Copy all the material that follows, keeping every character the same.

start Data records

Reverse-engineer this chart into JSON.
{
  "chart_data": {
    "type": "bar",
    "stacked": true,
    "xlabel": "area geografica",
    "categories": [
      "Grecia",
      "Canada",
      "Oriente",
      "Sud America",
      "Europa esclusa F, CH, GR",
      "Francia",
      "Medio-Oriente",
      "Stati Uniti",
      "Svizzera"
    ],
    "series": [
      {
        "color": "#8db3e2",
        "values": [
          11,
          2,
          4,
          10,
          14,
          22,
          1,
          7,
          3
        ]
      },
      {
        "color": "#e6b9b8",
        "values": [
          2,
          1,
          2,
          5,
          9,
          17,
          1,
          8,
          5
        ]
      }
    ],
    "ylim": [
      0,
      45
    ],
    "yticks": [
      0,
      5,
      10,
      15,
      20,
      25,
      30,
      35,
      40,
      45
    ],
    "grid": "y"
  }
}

end Data records

> [The reply]:
Reverse-engineer this chart into JSON.
{
  "chart_data": {
    "type": "bar",
    "stacked": true,
    "xlabel": "area geografica",
    "categories": [
      "Grecia",
      "Canada",
      "Oriente",
      "Sud America",
      "Europa esclusa F, CH, GR",
      "Francia",
      "Medio-Oriente",
      "Stati Uniti",
      "Svizzera"
    ],
    "series": [
      {
        "color": "#8db3e2",
        "values": [
          11,
          2,
          4,
          10,
          14,
          22,
          1,
          7,
          3
        ]
      },
      {
        "color": "#e6b9b8",
        "values": [
          2,
          1,
          2,
          5,
          9,
          17,
          1,
          8,
          5
        ]
      }
    ],
    "ylim": [
      0,
      45
    ],
    "yticks": [
      0,
      5,
      10,
      15,
      20,
      25,
      30,
      35,
      40,
      45
    ],
    "grid": "y"
  }
}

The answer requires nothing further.